- [To do]
- A) Answer these about the part-of-speech tagging text, one line each:
(i) Which property on a document element gives the tagged tokens?
(ii) What does the tag method take, and what does it return?
(iii) Which tagger class is imported in the second code example?
- B) Please write out the part of the part-of-speech tagging text that begins at the words "ChemDataExtractor contains a" and stops after the words "BRUKER DPX300 spectrometer.')".

- [Text excerpt]
ChemDataExtractor contains a chemistry-aware Part-of-speech tagger. Use the pos_tagged_tokens
property on a
document element to get the tagged tokens:
>>> s = Sentence('1H NMR spectra were recorded on a 300 MHz BRUKER DPX300 spectrometer.')
>>> s.pos_tagged_tokens
[('1H', 'NN'),
('NMR', 'NN'),
('spectra', 'NNS'),
('were', 'VBD'),
('recorded', 'VBN'),
('on', 'IN'),
('a', 'DT'),
('300', 'CD'),
('MHz', 'NNP'),
('BRUKER', 'NNP'),
('DPX300', 'NNP'),
('spectrometer', 'NN'),
('.', '.')]
All taggers have a tag
method that takes a list of token strings and returns a list of (token, tag) tuples:
>>> from chemdataextractor.nlp.pos import ChemCrfPosTagger
>>> cpt = ChemCrfPosTagger()
>>> cpt.tag(['1H', 'NMR', 'spectra', 'were', 'recorded', 'on', 'a', '300', 'MHz', 'BRUKER', 'DPX300', 'spectrometer', '.'])
[('1H', 'NN'),
('NMR', 'NN'),
('spectra', 'NNS'),
('were', 'VBD'),
('recorded', 'VBN'),
('on', 'IN'),
('a', 'DT'),
('300', 'CD'),
('MHz', 'NNP'),
('BRUKER', 'NNP'),
('DPX300', 'NNP'),
('spectrometer', 'NN'),
('.', '.')]

- [Extracted material]
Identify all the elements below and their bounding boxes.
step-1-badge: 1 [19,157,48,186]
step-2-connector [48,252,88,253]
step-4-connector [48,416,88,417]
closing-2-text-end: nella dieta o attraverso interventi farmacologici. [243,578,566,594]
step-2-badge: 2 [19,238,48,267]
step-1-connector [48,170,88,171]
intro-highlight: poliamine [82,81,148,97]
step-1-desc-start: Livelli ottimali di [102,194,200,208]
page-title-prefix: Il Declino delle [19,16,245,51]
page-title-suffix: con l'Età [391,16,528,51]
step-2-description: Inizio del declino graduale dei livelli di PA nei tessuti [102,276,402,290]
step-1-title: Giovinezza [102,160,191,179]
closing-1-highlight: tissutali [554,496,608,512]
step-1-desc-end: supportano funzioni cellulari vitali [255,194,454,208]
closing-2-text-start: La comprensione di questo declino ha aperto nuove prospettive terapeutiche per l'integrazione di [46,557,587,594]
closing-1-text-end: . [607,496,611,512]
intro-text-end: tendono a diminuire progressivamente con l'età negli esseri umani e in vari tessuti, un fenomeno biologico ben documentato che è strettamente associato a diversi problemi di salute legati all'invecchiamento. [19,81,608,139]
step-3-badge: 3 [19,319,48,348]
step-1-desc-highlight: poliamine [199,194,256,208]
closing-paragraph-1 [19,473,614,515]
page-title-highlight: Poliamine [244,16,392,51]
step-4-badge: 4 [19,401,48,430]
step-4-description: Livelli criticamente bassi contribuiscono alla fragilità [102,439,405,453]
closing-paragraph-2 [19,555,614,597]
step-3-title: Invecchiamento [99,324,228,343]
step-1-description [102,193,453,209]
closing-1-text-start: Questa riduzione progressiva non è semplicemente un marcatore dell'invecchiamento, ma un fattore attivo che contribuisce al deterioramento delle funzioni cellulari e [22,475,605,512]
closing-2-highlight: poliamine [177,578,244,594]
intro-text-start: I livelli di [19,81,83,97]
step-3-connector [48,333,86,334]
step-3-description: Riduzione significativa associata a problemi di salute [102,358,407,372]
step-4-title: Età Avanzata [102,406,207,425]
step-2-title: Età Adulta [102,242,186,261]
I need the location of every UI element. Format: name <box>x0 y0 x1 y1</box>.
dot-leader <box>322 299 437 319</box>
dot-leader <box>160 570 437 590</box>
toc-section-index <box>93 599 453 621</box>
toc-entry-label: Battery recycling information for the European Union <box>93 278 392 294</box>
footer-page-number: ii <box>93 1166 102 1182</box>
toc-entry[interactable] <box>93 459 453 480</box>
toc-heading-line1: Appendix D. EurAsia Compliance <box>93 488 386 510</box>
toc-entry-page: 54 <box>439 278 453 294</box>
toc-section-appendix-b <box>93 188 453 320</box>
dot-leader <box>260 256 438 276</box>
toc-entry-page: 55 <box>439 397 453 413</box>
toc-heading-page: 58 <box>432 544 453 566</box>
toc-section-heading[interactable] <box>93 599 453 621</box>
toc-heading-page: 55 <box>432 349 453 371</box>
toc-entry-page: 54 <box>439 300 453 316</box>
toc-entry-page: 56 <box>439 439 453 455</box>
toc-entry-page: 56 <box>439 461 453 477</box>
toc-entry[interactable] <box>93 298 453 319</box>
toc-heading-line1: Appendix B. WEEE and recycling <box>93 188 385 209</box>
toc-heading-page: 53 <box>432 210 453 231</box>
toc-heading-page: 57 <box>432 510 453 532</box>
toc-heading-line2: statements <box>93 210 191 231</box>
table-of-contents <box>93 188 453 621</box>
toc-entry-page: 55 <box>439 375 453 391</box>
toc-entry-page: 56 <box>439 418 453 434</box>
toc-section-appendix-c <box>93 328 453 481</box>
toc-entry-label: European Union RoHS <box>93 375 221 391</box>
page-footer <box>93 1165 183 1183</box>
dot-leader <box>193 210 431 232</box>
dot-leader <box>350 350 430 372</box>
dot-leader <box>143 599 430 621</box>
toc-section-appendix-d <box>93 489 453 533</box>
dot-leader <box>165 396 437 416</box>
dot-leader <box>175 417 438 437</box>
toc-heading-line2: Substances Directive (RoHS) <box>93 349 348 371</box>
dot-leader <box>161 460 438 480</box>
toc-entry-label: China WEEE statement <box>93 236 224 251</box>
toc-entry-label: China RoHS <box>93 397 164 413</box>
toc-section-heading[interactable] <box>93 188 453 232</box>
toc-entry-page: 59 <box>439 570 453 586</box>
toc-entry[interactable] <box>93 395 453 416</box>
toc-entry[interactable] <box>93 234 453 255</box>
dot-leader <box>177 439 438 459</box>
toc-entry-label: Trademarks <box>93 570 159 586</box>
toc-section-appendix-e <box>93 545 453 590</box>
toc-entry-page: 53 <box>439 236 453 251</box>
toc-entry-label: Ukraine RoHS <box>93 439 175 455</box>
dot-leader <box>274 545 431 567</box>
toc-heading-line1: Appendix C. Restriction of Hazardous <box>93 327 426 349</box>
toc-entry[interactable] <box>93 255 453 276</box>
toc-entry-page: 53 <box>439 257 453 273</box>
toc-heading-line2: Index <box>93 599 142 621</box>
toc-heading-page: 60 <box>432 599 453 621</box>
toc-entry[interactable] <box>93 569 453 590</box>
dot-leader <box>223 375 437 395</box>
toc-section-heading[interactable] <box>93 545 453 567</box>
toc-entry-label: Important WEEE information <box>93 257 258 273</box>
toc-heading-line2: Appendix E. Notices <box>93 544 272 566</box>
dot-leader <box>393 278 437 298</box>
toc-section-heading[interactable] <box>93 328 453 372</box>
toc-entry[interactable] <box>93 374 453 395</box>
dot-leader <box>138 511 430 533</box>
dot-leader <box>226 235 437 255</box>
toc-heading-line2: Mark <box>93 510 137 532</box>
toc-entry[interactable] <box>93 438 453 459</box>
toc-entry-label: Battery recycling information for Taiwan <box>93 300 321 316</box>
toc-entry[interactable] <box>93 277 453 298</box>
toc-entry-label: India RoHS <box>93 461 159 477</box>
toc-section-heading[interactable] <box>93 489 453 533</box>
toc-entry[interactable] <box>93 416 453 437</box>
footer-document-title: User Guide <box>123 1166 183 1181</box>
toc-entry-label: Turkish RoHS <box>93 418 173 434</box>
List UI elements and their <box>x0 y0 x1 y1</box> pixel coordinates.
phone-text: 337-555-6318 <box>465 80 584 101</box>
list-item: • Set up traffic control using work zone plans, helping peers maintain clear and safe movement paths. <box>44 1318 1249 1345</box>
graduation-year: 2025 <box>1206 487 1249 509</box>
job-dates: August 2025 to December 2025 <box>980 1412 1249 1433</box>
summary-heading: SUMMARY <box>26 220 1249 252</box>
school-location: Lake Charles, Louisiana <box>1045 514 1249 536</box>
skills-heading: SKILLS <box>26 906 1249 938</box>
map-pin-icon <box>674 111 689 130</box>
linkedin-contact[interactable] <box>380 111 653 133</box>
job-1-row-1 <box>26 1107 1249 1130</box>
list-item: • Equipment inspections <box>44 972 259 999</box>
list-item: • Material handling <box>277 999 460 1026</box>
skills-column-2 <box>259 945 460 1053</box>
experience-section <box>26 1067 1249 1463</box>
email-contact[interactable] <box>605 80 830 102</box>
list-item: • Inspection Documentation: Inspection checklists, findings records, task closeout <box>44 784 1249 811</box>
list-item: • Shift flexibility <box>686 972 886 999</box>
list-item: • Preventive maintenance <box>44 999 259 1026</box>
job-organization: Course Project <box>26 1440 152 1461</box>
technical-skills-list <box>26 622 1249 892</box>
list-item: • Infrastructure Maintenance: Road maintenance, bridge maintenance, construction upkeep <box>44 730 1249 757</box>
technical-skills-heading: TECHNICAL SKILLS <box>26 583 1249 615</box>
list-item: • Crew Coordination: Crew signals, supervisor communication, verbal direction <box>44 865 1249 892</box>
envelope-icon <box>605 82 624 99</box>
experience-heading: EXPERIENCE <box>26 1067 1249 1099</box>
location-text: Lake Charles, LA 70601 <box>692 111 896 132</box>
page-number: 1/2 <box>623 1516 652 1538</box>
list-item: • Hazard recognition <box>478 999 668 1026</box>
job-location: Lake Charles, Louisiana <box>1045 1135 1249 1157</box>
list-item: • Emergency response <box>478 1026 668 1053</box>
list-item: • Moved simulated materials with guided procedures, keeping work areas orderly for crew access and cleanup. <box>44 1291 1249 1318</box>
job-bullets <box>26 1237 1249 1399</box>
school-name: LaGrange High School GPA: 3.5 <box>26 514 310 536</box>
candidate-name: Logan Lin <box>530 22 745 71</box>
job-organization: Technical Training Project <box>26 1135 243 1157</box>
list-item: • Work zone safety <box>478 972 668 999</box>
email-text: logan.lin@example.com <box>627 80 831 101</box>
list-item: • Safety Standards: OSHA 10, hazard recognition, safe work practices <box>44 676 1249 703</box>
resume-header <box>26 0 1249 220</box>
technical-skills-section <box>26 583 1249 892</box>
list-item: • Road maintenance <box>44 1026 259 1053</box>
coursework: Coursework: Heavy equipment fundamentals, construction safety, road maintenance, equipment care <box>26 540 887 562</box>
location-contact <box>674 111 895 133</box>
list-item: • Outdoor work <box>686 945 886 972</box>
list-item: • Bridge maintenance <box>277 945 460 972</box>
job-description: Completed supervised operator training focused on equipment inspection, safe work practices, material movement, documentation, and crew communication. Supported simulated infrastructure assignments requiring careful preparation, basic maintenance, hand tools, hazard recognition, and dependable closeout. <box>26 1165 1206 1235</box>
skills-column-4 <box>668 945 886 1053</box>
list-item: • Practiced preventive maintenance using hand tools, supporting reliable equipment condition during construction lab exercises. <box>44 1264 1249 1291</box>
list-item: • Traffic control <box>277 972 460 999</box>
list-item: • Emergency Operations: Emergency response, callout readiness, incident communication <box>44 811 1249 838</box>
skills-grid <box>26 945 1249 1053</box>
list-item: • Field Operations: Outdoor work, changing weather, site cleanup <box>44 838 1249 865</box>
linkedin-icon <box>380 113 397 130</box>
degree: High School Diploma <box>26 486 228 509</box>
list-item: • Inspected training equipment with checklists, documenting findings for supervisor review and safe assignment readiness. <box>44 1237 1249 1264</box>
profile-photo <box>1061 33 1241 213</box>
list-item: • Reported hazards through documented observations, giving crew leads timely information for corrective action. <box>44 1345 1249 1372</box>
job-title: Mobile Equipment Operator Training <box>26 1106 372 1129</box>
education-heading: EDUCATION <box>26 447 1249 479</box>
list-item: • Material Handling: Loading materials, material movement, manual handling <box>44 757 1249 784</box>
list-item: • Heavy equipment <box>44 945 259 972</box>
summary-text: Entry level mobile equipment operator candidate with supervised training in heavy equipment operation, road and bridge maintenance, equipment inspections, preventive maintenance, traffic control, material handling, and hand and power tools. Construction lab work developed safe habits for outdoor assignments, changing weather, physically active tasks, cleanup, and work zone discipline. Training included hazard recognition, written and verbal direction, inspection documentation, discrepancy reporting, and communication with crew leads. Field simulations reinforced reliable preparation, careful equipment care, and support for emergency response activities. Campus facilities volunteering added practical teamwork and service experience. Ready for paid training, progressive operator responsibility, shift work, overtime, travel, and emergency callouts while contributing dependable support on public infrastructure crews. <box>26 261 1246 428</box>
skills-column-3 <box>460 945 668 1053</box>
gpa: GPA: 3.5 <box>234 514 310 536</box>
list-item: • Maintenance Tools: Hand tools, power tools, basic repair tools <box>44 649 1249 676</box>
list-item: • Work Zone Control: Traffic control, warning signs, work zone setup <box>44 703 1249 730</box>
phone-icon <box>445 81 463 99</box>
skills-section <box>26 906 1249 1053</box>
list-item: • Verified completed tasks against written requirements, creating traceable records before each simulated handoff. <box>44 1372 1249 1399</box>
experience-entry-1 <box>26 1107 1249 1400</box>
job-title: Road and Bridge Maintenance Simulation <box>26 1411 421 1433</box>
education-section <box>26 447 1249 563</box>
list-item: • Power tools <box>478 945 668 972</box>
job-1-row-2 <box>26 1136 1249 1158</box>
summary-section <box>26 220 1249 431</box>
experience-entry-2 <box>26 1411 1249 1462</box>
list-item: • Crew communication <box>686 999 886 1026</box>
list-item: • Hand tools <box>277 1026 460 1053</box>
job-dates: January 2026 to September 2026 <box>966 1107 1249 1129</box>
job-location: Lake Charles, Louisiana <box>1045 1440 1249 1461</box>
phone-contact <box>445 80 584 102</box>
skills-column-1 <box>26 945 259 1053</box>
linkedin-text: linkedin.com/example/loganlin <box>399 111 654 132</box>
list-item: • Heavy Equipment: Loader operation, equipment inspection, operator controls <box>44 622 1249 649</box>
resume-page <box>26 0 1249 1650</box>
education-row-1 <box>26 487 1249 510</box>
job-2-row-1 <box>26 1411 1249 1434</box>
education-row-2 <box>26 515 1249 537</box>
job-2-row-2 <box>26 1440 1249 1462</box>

- [Exercise responses]
- A)
(i) pos_tagged_tokens
(ii) It takes a list of token strings and returns a list of (token, tag) tuples.
(iii) ChemCrfPosTagger

- B)
ChemDataExtractor contains a chemistry-aware Part-of-speech tagger. Use the pos_tagged_tokens
property on a
document element to get the tagged tokens:
>>> s = Sentence('1H NMR spectra were recorded on a 300 MHz BRUKER DPX300 spectrometer.')